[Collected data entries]
_ _ _ _

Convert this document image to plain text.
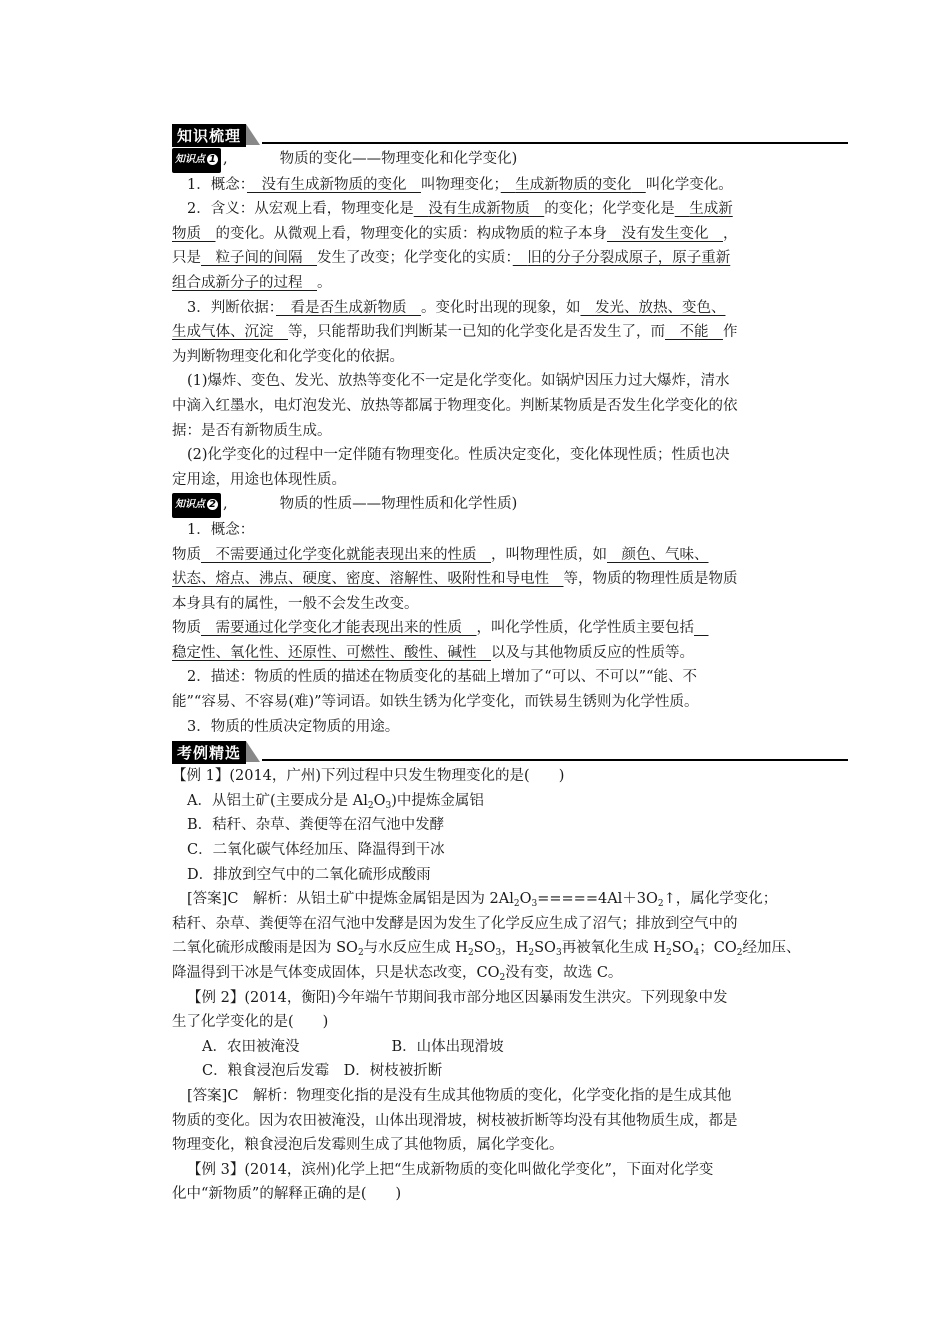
知识梳理
知识点 1 ,	物质的变化——物理变化和化学变化)
1．概念：　 没有生成新物质的变化　 叫物理变化；　 生成新物质的变化　 叫化学变化。
2．含义：从宏观上看，物理变化是　 没有生成新物质　 的变化；化学变化是　 生成新
物质　 的变化。从微观上看，物理变化的实质：构成物质的粒子本身　 没有发生变化　 ，
只是　 粒子间的间隔　 发生了改变；化学变化的实质：　 旧的分子分裂成原子，原子重新
组合成新分子的过程　 。
3．判断依据：　 看是否生成新物质　 。变化时出现的现象，如　 发光、放热、变色、
生成气体、沉淀　 等，只能帮助我们判断某一已知的化学变化是否发生了，而　 不能　 作
为判断物理变化和化学变化的依据。
(1)爆炸、变色、发光、放热等变化不一定是化学变化。如锅炉因压力过大爆炸，清水
中滴入红墨水，电灯泡发光、放热等都属于物理变化。判断某物质是否发生化学变化的依
据：是否有新物质生成。
(2)化学变化的过程中一定伴随有物理变化。性质决定变化，变化体现性质；性质也决
定用途，用途也体现性质。
知识点 2 ,	物质的性质——物理性质和化学性质)
1．概念：
物质　 不需要通过化学变化就能表现出来的性质　 ，叫物理性质，如　 颜色、气味、
状态、熔点、沸点、硬度、密度、溶解性、吸附性和导电性　 等，物质的物理性质是物质
本身具有的属性，一般不会发生改变。
物质　 需要通过化学变化才能表现出来的性质　 ，叫化学性质，化学性质主要包括　
稳定性、氧化性、还原性、可燃性、酸性、碱性　 以及与其他物质反应的性质等。
2．描述：物质的性质的描述在物质变化的基础上增加了“可以、不可以”“能、不
能”“容易、不容易(难)”等词语。如铁生锈为化学变化，而铁易生锈则为化学性质。
3．物质的性质决定物质的用途。
考例精选
【例 1】(2014，广州)下列过程中只发生物理变化的是(　　)
A．从铝土矿(主要成分是 $Al_2O_3$)中提炼金属铝
B．秸秆、杂草、粪便等在沼气池中发酵
C．二氧化碳气体经加压、降温得到干冰
D．排放到空气中的二氧化硫形成酸雨
[答案]C　解析：从铝土矿中提炼金属铝是因为 $2Al_2O_3=====4Al+3O_2↑$，属化学变化；
秸秆、杂草、粪便等在沼气池中发酵是因为发生了化学反应生成了沼气；排放到空气中的
二氧化硫形成酸雨是因为 $SO_2$与水反应生成 $H_2SO_3$，$H_2SO_3$再被氧化生成 $H_2SO_4$；$CO_2$经加压、
降温得到干冰是气体变成固体，只是状态改变，$CO_2$没有变，故选 C。
【例 2】(2014，衡阳)今年端午节期间我市部分地区因暴雨发生洪灾。下列现象中发
生了化学变化的是(　　)
A．农田被淹没	B．山体出现滑坡
C．粮食浸泡后发霉　D．树枝被折断
[答案]C　解析：物理变化指的是没有生成其他物质的变化，化学变化指的是生成其他
物质的变化。因为农田被淹没，山体出现滑坡，树枝被折断等均没有其他物质生成，都是
物理变化，粮食浸泡后发霉则生成了其他物质，属化学变化。
【例 3】(2014，滨州)化学上把“生成新物质的变化叫做化学变化”，下面对化学变
化中“新物质”的解释正确的是(　　)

_ _ _ _

- _STATED GOAL_
Where a line of the data holds "山体出现滑坡", show that line.

- _WRITTEN SOLUTION_
A．农田被淹没	B．山体出现滑坡
物质的变化。因为农田被淹没，山体出现滑坡，树枝被折断等均没有其他物质生成，都是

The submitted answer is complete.